Written problem ▸ Collect each line containing "certify".

(Stored data)
# # # # # # #

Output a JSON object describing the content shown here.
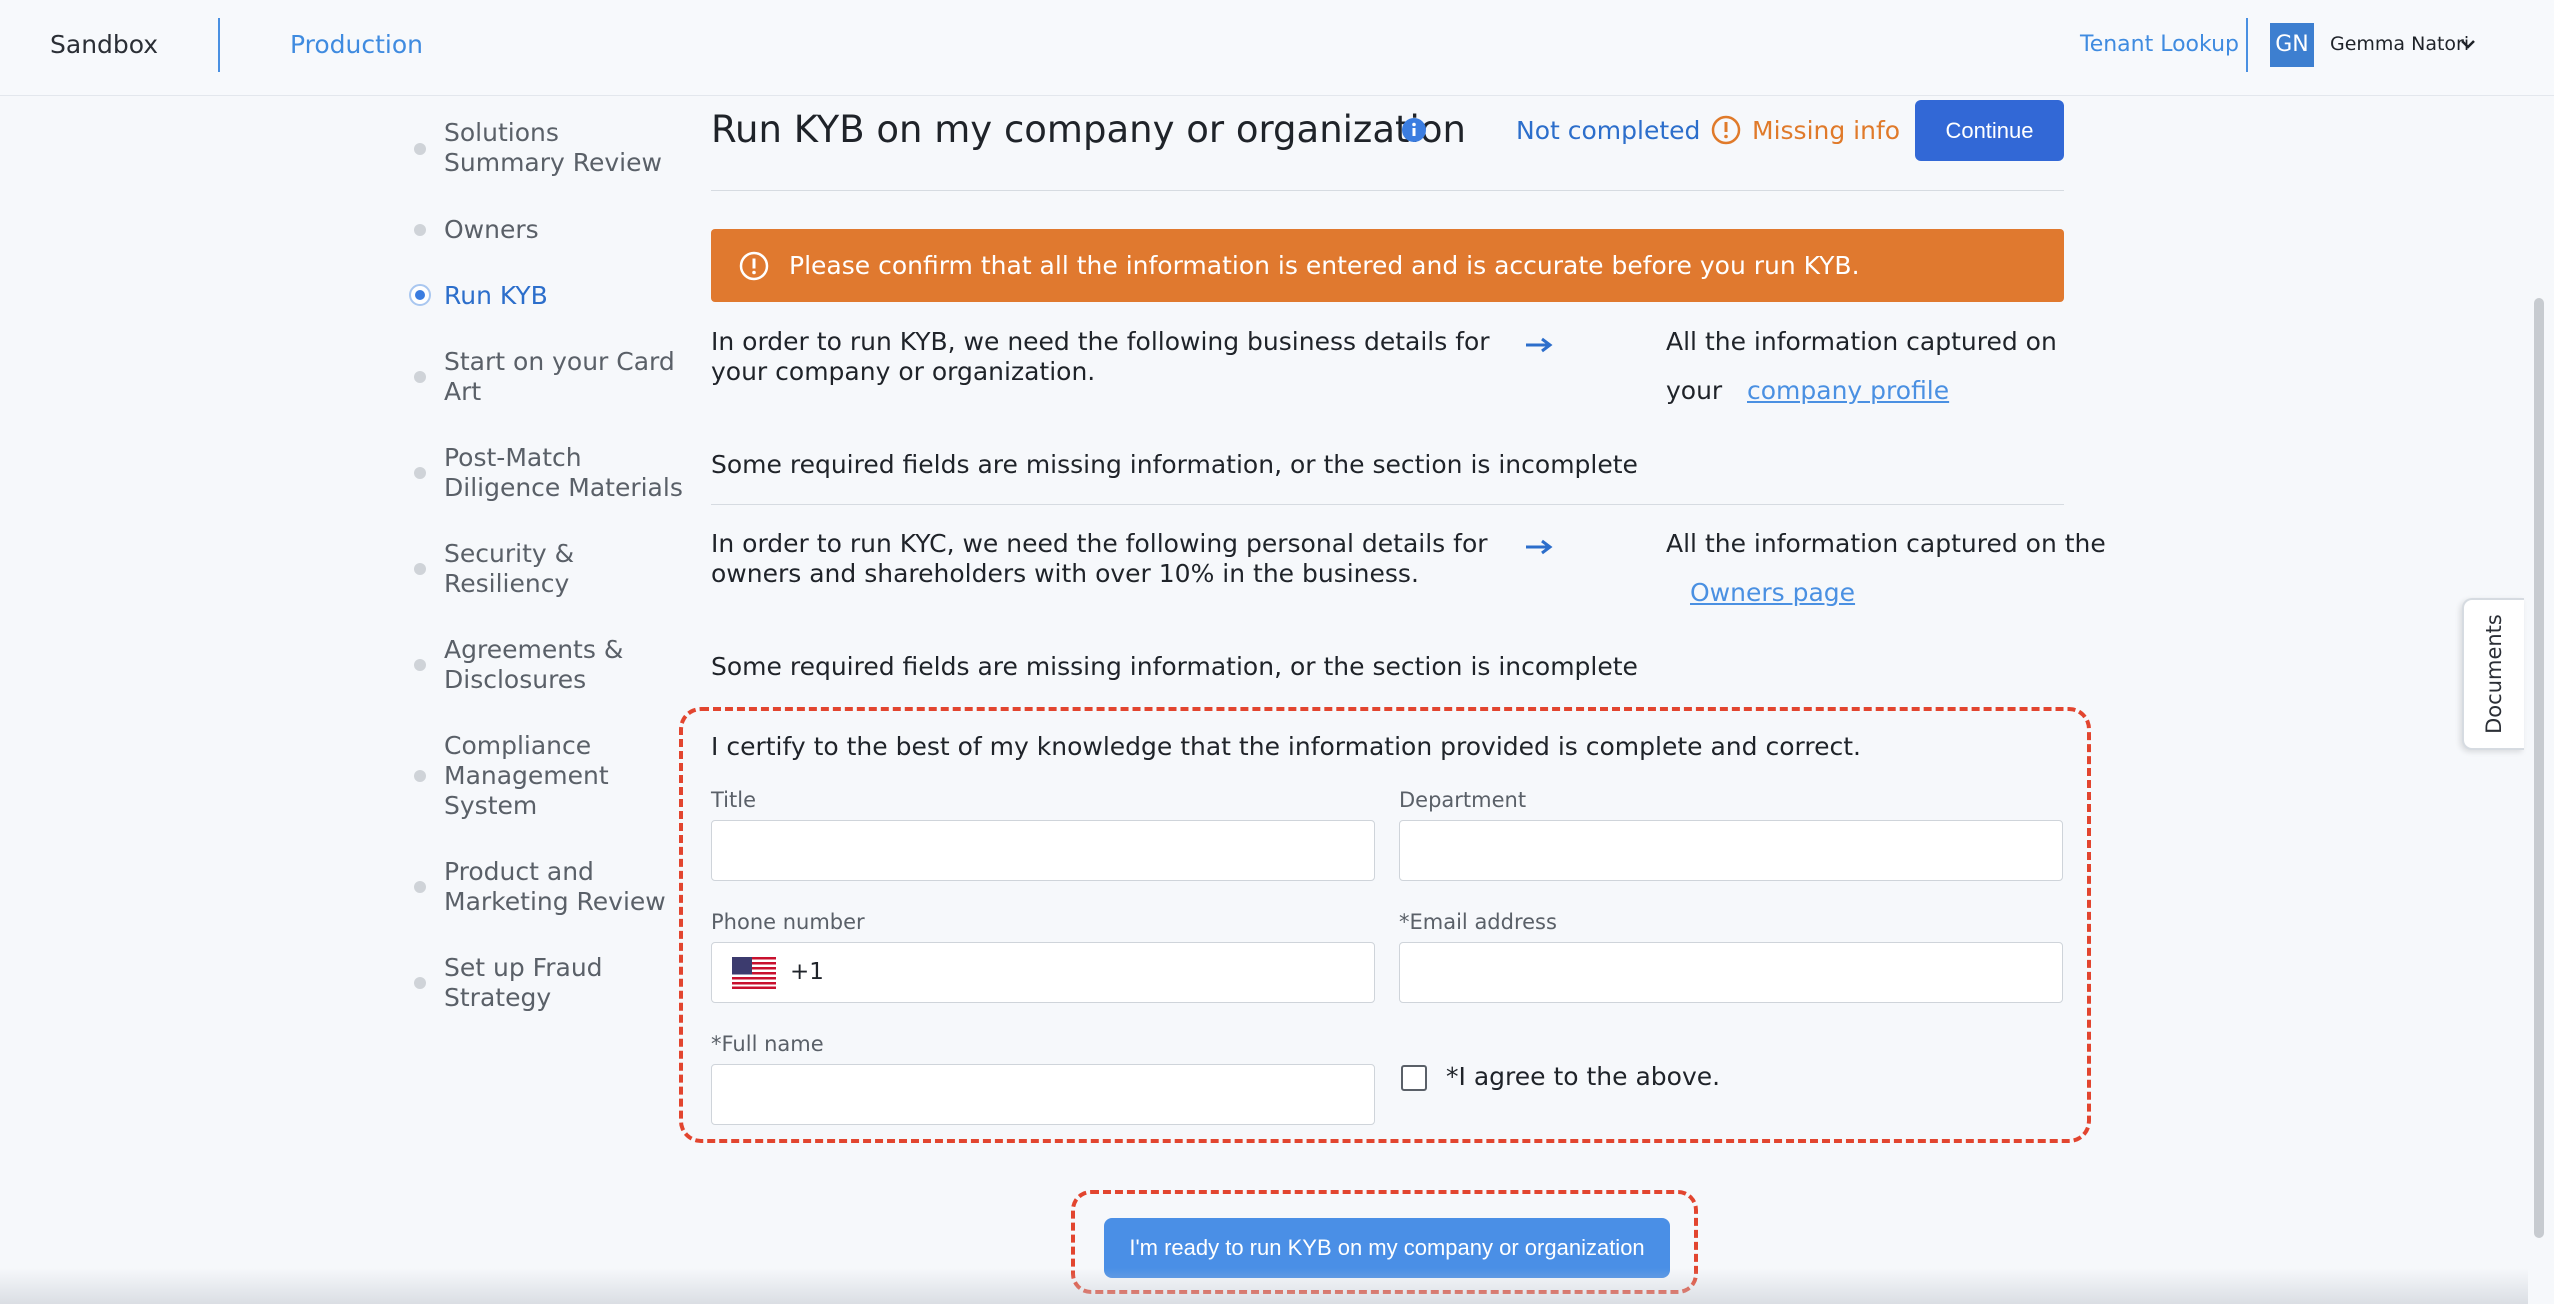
{
  "header": {
    "env_sandbox": "Sandbox",
    "env_production": "Production",
    "tenant_lookup": "Tenant Lookup",
    "avatar_initials": "GN",
    "user_name": "Gemma Natori"
  },
  "sidebar": {
    "items": [
      {
        "label": "Solutions Summary Review"
      },
      {
        "label": "Owners"
      },
      {
        "label": "Run KYB",
        "active": true
      },
      {
        "label": "Start on your Card Art"
      },
      {
        "label": "Post-Match Diligence Materials"
      },
      {
        "label": "Security & Resiliency"
      },
      {
        "label": "Agreements & Disclosures"
      },
      {
        "label": "Compliance Management System"
      },
      {
        "label": "Product and Marketing Review"
      },
      {
        "label": "Set up Fraud Strategy"
      }
    ]
  },
  "main": {
    "title": "Run KYB on my company or organization",
    "status": "Not completed",
    "missing_info": "Missing info",
    "continue_label": "Continue",
    "alert": "Please confirm that all the information is entered and is accurate before you run KYB.",
    "kyb": {
      "requirement": "In order to run KYB, we need the following business details for your company or organization.",
      "captured_prefix": "All the information captured on",
      "captured_prefix2": "your",
      "link": "company profile",
      "missing": "Some required fields are missing information, or the section is incomplete"
    },
    "kyc": {
      "requirement": "In order to run KYC, we need the following personal details for owners and shareholders with over 10% in the business.",
      "captured_prefix": "All the information captured on the",
      "link": "Owners page",
      "missing": "Some required fields are missing information, or the section is incomplete"
    },
    "certify": {
      "statement": "I certify to the best of my knowledge that the information provided is complete and correct.",
      "title_label": "Title",
      "title_value": "",
      "department_label": "Department",
      "department_value": "",
      "phone_label": "Phone number",
      "phone_code": "+1",
      "email_label": "*Email address",
      "email_value": "",
      "fullname_label": "*Full name",
      "fullname_value": "",
      "agree_label": "*I agree to the above.",
      "agree_checked": false
    },
    "run_button": "I'm ready to run KYB on my company or organization"
  },
  "documents_tab": "Documents",
  "colors": {
    "primary": "#3268d6",
    "link": "#4a90e2",
    "warning": "#e0792f",
    "highlight": "#e2452f"
  }
}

# # # # # # #

Task response ▸
    "certify": {
      "statement": "I certify to the best of my knowledge that the information provided is complete and correct.",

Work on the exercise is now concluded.